[Task directions]
Copy nothing before the line that contains "Output the text content of this document."; from there, transcribe each line exactly through the end of the material, omitting pictures.

::: Records shown

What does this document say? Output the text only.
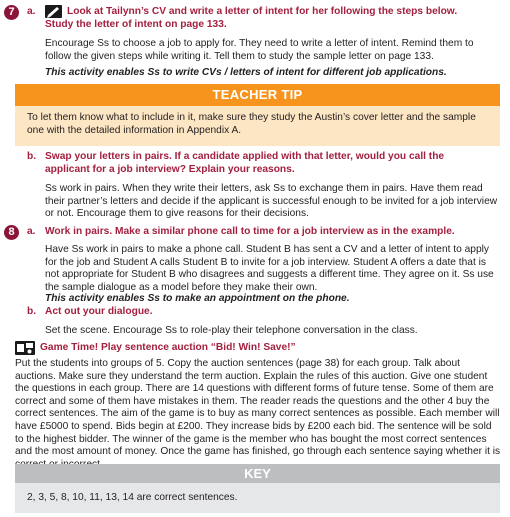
7	a.	Look at Tailynn’s CV and write a letter of intent for her following the steps below.
Study the letter of intent on page 133.

Encourage Ss to choose a job to apply for. They need to write a letter of intent. Remind them to follow the given steps while writing it. Tell them to study the sample letter on page 133.

This activity enables Ss to write CVs / letters of intent for different job applications.

TEACHER TIP

To let them know what to include in it, make sure they study the Austin’s cover letter and the sample one with the detailed information in Appendix A.

b. Swap your letters in pairs. If a candidate applied with that letter, would you call the
applicant for a job interview? Explain your reasons.

Ss work in pairs. When they write their letters, ask Ss to exchange them in pairs. Have them read their partner’s letters and decide if the applicant is successful enough to be invited for a job interview or not. Encourage them to give reasons for their decisions.

8	a. Work in pairs. Make a similar phone call to time for a job interview as in the example.

Have Ss work in pairs to make a phone call. Student B has sent a CV and a letter of intent to apply for the job and Student A calls Student B to invite for a job interview. Student A offers a date that is not appropriate for Student B who disagrees and suggests a different time. They agree on it. Ss use the sample dialogue as a model before they make their own.

This activity enables Ss to make an appointment on the phone.

b. Act out your dialogue.

Set the scene. Encourage Ss to role-play their telephone conversation in the class.

Game Time! Play sentence auction “Bid! Win! Save!”

Put the students into groups of 5. Copy the auction sentences (page 38) for each group. Talk about auctions. Make sure they understand the term auction. Explain the rules of this auction. Give one student the questions in each group. There are 14 questions with different forms of future tense. Some of them are correct and some of them have mistakes in them. The reader reads the questions and the other 4 buy the correct sentences. The aim of the game is to buy as many correct sentences as possible. Each member will have £5000 to spend. Bids begin at £200. They increase bids by £200 each bid. The sentence will be sold to the highest bidder. The winner of the game is the member who has bought the most correct sentences and the most amount of money. Once the game has finished, go through each sentence saying whether it is

KEY

2, 3, 5, 8, 10, 11, 13, 14 are correct sentences.
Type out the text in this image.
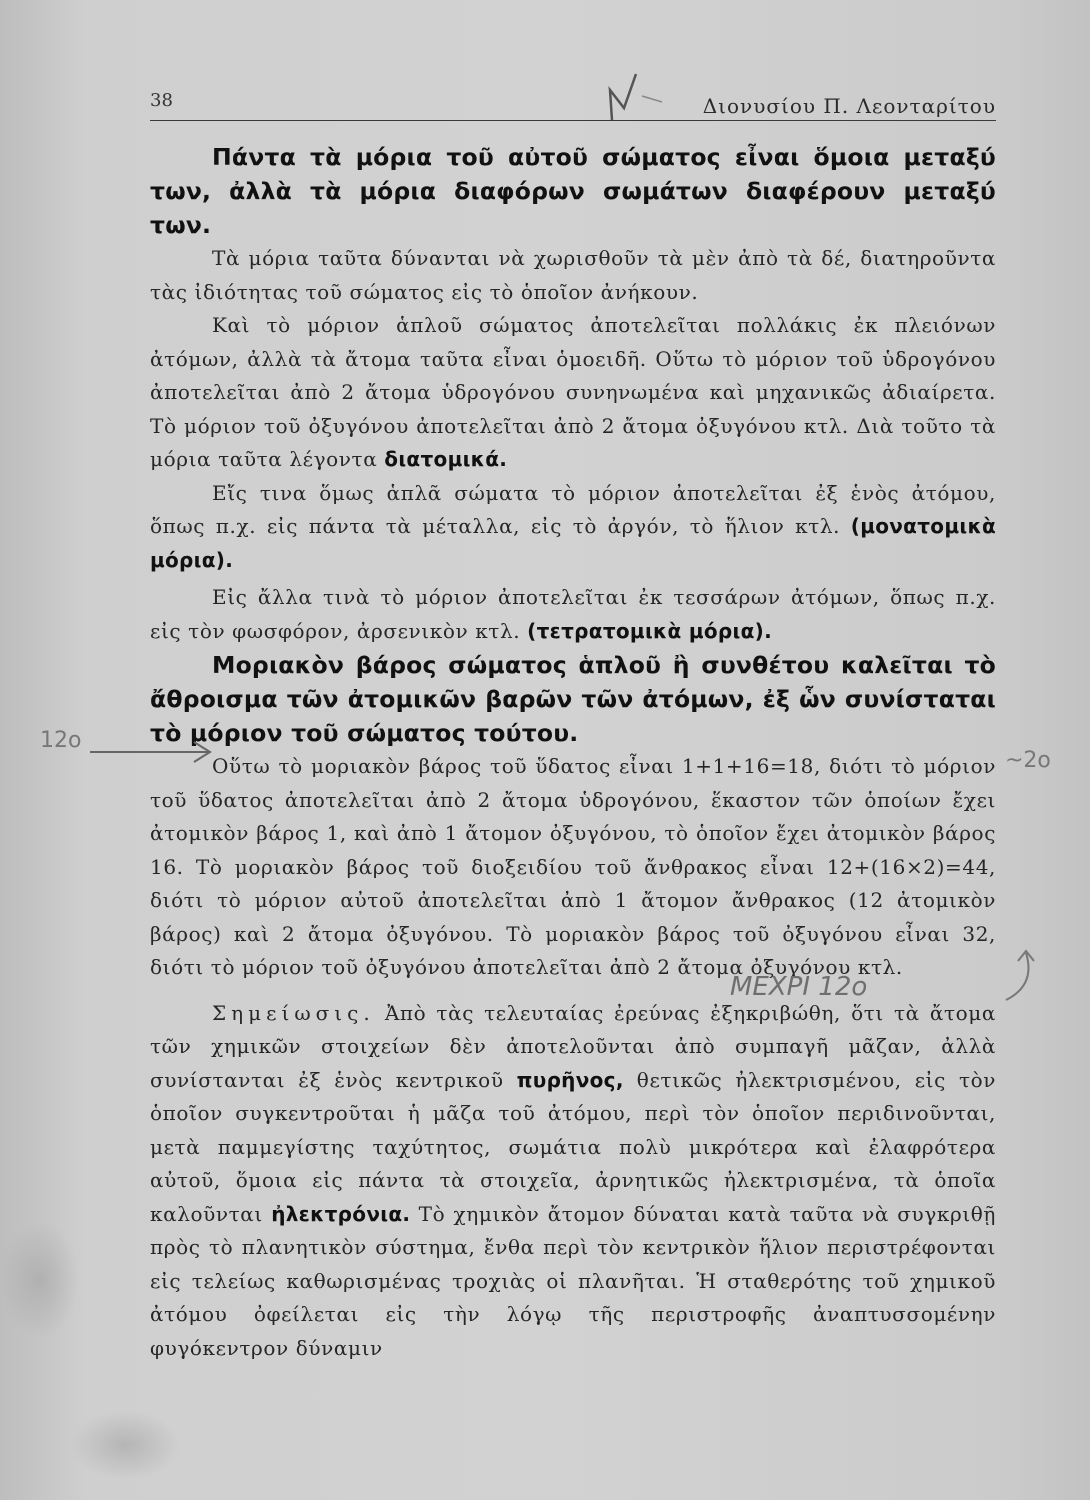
38	Διονυσίου Π. Λεονταρίτου

Πάντα τὰ μόρια τοῦ αὐτοῦ σώματος εἶναι ὅμοια μεταξύ των, ἀλλὰ τὰ μόρια διαφόρων σωμάτων διαφέρουν μεταξύ των.

Τὰ μόρια ταῦτα δύνανται νὰ χωρισθοῦν τὰ μὲν ἀπὸ τὰ δέ, διατηροῦντα τὰς ἰδιότητας τοῦ σώματος εἰς τὸ ὁποῖον ἀνήκουν.

Καὶ τὸ μόριον ἁπλοῦ σώματος ἀποτελεῖται πολλάκις ἐκ πλειόνων ἀτόμων, ἀλλὰ τὰ ἄτομα ταῦτα εἶναι ὁμοειδῆ. Οὕτω τὸ μόριον τοῦ ὑδρογόνου ἀποτελεῖται ἀπὸ 2 ἄτομα ὑδρογόνου συνηνωμένα καὶ μηχανικῶς ἀδιαίρετα. Τὸ μόριον τοῦ ὀξυγόνου ἀποτελεῖται ἀπὸ 2 ἄτομα ὀξυγόνου κτλ. Διὰ τοῦτο τὰ μόρια ταῦτα λέγοντα διατομικά.

Εἴς τινα ὅμως ἁπλᾶ σώματα τὸ μόριον ἀποτελεῖται ἐξ ἑνὸς ἀτόμου, ὅπως π.χ. εἰς πάντα τὰ μέταλλα, εἰς τὸ ἀργόν, τὸ ἥλιον κτλ. (μονατομικὰ μόρια).

Εἰς ἄλλα τινὰ τὸ μόριον ἀποτελεῖται ἐκ τεσσάρων ἀτόμων, ὅπως π.χ. εἰς τὸν φωσφόρον, ἀρσενικὸν κτλ. (τετρατομικὰ μόρια).

Μοριακὸν βάρος σώματος ἁπλοῦ ἢ συνθέτου καλεῖται τὸ ἄθροισμα τῶν ἀτομικῶν βαρῶν τῶν ἀτόμων, ἐξ ὧν συνίσταται τὸ μόριον τοῦ σώματος τούτου.

Οὕτω τὸ μοριακὸν βάρος τοῦ ὕδατος εἶναι 1+1+16=18, διότι τὸ μόριον τοῦ ὕδατος ἀποτελεῖται ἀπὸ 2 ἄτομα ὑδρογόνου, ἕκαστον τῶν ὁποίων ἔχει ἀτομικὸν βάρος 1, καὶ ἀπὸ 1 ἄτομον ὀξυγόνου, τὸ ὁποῖον ἔχει ἀτομικὸν βάρος 16. Τὸ μοριακὸν βάρος τοῦ διοξειδίου τοῦ ἄνθρακος εἶναι 12+(16×2)=44, διότι τὸ μόριον αὐτοῦ ἀποτελεῖται ἀπὸ 1 ἄτομον ἄνθρακος (12 ἀτομικὸν βάρος) καὶ 2 ἄτομα ὀξυγόνου. Τὸ μοριακὸν βάρος τοῦ ὀξυγόνου εἶναι 32, διότι τὸ μόριον τοῦ ὀξυγόνου ἀποτελεῖται ἀπὸ 2 ἄτομα ὀξυγόνου κτλ.

Σημείωσις. Ἀπὸ τὰς τελευταίας ἐρεύνας ἐξηκριβώθη, ὅτι τὰ ἄτομα τῶν χημικῶν στοιχείων δὲν ἀποτελοῦνται ἀπὸ συμπαγῆ μᾶζαν, ἀλλὰ συνίστανται ἐξ ἑνὸς κεντρικοῦ πυρῆνος, θετικῶς ἠλεκτρισμένου, εἰς τὸν ὁποῖον συγκεντροῦται ἡ μᾶζα τοῦ ἀτόμου, περὶ τὸν ὁποῖον περιδινοῦνται, μετὰ παμμεγίστης ταχύτητος, σωμάτια πολὺ μικρότερα καὶ ἐλαφρότερα αὐτοῦ, ὅμοια εἰς πάντα τὰ στοιχεῖα, ἀρνητικῶς ἠλεκτρισμένα, τὰ ὁποῖα καλοῦνται ἠλεκτρόνια. Τὸ χημικὸν ἄτομον δύναται κατὰ ταῦτα νὰ συγκριθῇ πρὸς τὸ πλανητικὸν σύστημα, ἔνθα περὶ τὸν κεντρικὸν ἥλιον περιστρέφονται εἰς τελείως καθωρισμένας τροχιὰς οἱ πλανῆται. Ἡ σταθερότης τοῦ χημικοῦ ἀτόμου ὀφείλεται εἰς τὴν λόγῳ τῆς περιστροφῆς ἀναπτυσσομένην φυγόκεντρον δύναμιν

12ο
~2ο
ΜΕΧΡΙ 12ο
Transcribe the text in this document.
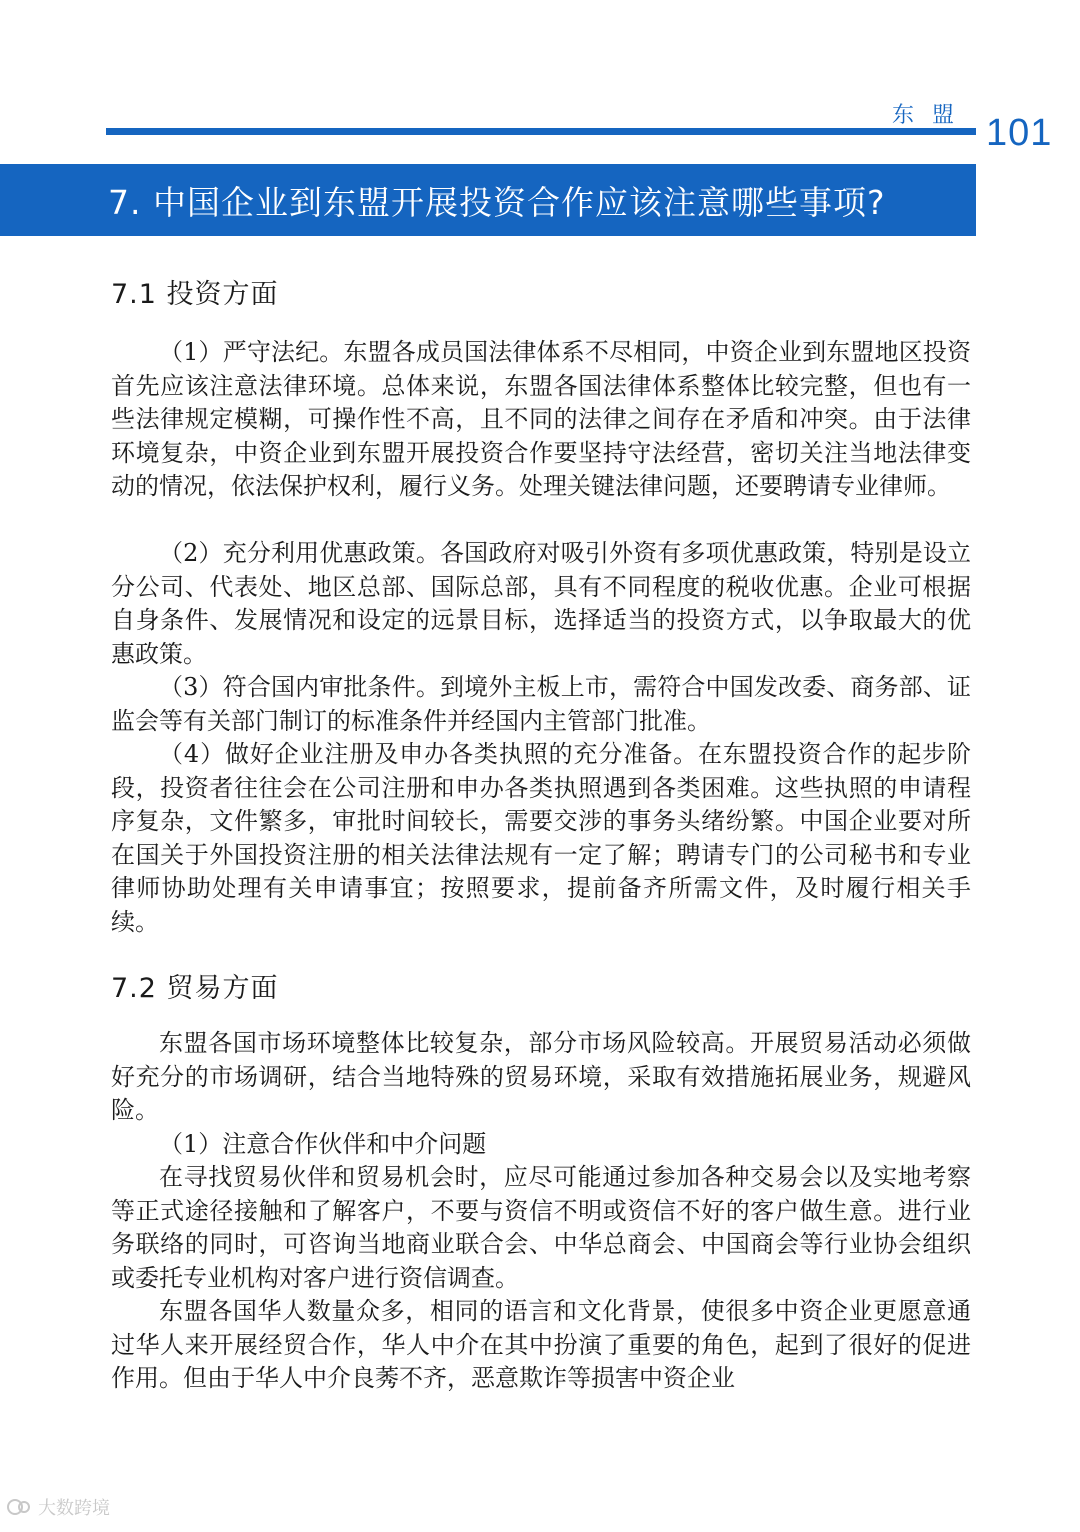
东盟 101
7. 中国企业到东盟开展投资合作应该注意哪些事项?
7.1 投资方面

（1）严守法纪。东盟各成员国法律体系不尽相同，中资企业到东盟地区投资首先应该注意法律环境。总体来说，东盟各国法律体系整体比较完整，但也有一些法律规定模糊，可操作性不高，且不同的法律之间存在矛盾和冲突。由于法律环境复杂，中资企业到东盟开展投资合作要坚持守法经营，密切关注当地法律变动的情况，依法保护权利，履行义务。处理关键法律问题，还要聘请专业律师。

（2）充分利用优惠政策。各国政府对吸引外资有多项优惠政策，特别是设立分公司、代表处、地区总部、国际总部，具有不同程度的税收优惠。企业可根据自身条件、发展情况和设定的远景目标，选择适当的投资方式，以争取最大的优惠政策。

（3）符合国内审批条件。到境外主板上市，需符合中国发改委、商务部、证监会等有关部门制订的标准条件并经国内主管部门批准。

（4）做好企业注册及申办各类执照的充分准备。在东盟投资合作的起步阶段，投资者往往会在公司注册和申办各类执照遇到各类困难。这些执照的申请程序复杂，文件繁多，审批时间较长，需要交涉的事务头绪纷繁。中国企业要对所在国关于外国投资注册的相关法律法规有一定了解；聘请专门的公司秘书和专业律师协助处理有关申请事宜；按照要求，提前备齐所需文件，及时履行相关手续。

7.2 贸易方面

东盟各国市场环境整体比较复杂，部分市场风险较高。开展贸易活动必须做好充分的市场调研，结合当地特殊的贸易环境，采取有效措施拓展业务，规避风险。

（1）注意合作伙伴和中介问题

在寻找贸易伙伴和贸易机会时，应尽可能通过参加各种交易会以及实地考察等正式途径接触和了解客户，不要与资信不明或资信不好的客户做生意。进行业务联络的同时，可咨询当地商业联合会、中华总商会、中国商会等行业协会组织或委托专业机构对客户进行资信调查。

东盟各国华人数量众多，相同的语言和文化背景，使很多中资企业更愿意通过华人来开展经贸合作，华人中介在其中扮演了重要的角色，起到了很好的促进作用。但由于华人中介良莠不齐，恶意欺诈等损害中资企业

大数跨境
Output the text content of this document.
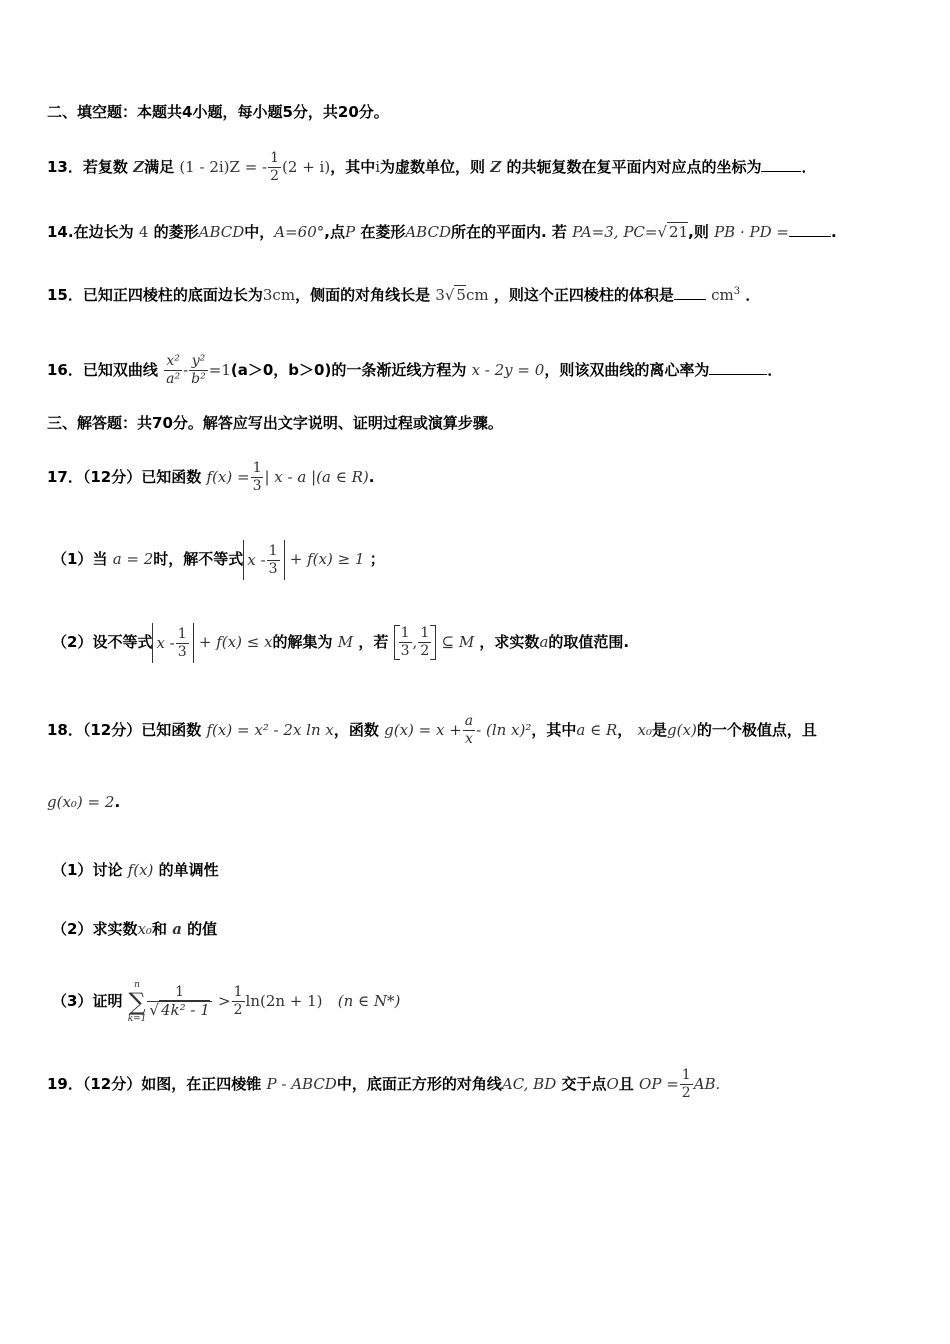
二、填空题：本题共4小题，每小题5分，共20分。
13．若复数 Z满足 (1 - 2i)Z = - $\frac{1}{2} (2 + i)$，其中i为虚数单位，则 Z 的共轭复数在复平面内对应点的坐标为	．
14.在边长为 4 的菱形ABCD中，A=60°,点P 在菱形ABCD所在的平面内. 若 PA=3, PC=√ 21,则 PB · PD =	.
15．已知正四棱柱的底面边长为3cm，侧面的对角线长是 3√ 5cm ，则这个正四棱柱的体积是 $cm^3$ ．
16．已知双曲线 $\frac{\text{x²}}{\text{a²}} - \frac{\text{y²}}{\text{b²}} =1(a>0$，b＞0)的一条渐近线方程为 x - 2y = 0，则该双曲线的离心率为	．
三、解答题：共70分。解答应写出文字说明、证明过程或演算步骤。
17．（12分）已知函数 $f(x) = \frac{1}{3}$ | x - a |(a ∈ R).
（1）当 a = 2时，解不等式 $x - \frac{1}{3} + f(x) \ge 1$ ；
（2）设不等式 $x - \frac{1}{3} + f(x) \le x$的解集为 M ，若 $\frac{1}{3}$ , $\frac{1}{2}$ ⊆ M ，求实数a的取值范围.
18．（12分）已知函数 f(x) = x² - 2x ln x，函数 $g(x) = x + \frac{a}{x} - (\ln$ x)²，其中a ∈ R， x₀是g(x)的一个极值点，且
g(x₀) = 2.
（1）讨论 f(x) 的单调性
（2）求实数x₀和 a 的值
（3）证明
n
∑
$k=1 \frac{1}{\text{√ 4k² - 1}} > \frac{1}{2} \ln(2n + 1)$ (n ∈ N*)
19．（12分）如图，在正四棱锥 P - ABCD中，底面正方形的对角线AC, BD 交于点O且 OP = $\frac{1}{2}$ AB.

::::::

[Task answer]
Output the text content of this document.
二、填空题：本题共4小题，每小题5分，共20分。
13．若复数 Z满足 (1 - 2i)Z = - $\frac{1}{2} (2 + i)$，其中i为虚数单位，则 Z 的共轭复数在复平面内对应点的坐标为	．
14.在边长为 4 的菱形ABCD中，A=60°,点P 在菱形ABCD所在的平面内. 若 PA=3, PC=√ 21,则 PB · PD =	.
15．已知正四棱柱的底面边长为3cm，侧面的对角线长是 3√ 5cm ，则这个正四棱柱的体积是 $cm^3$ ．
16．已知双曲线 $\frac{\text{x²}}{\text{a²}} - \frac{\text{y²}}{\text{b²}} =1(a>0$，b＞0)的一条渐近线方程为 x - 2y = 0，则该双曲线的离心率为	．
三、解答题：共70分。解答应写出文字说明、证明过程或演算步骤。
17．（12分）已知函数 $f(x) = \frac{1}{3}$ | x - a |(a ∈ R).
（1）当 a = 2时，解不等式 $x - \frac{1}{3} + f(x) \ge 1$ ；
（2）设不等式 $x - \frac{1}{3} + f(x) \le x$的解集为 M ，若 $\frac{1}{3}$ , $\frac{1}{2}$ ⊆ M ，求实数a的取值范围.
18．（12分）已知函数 f(x) = x² - 2x ln x，函数 $g(x) = x + \frac{a}{x} - (\ln$ x)²，其中a ∈ R， x₀是g(x)的一个极值点，且
g(x₀) = 2.
（1）讨论 f(x) 的单调性
（2）求实数x₀和 a 的值
（3）证明
n
∑
$k=1 \frac{1}{\text{√ 4k² - 1}} > \frac{1}{2} \ln(2n + 1)$ (n ∈ N*)
19．（12分）如图，在正四棱锥 P - ABCD中，底面正方形的对角线AC, BD 交于点O且 OP = $\frac{1}{2}$ AB.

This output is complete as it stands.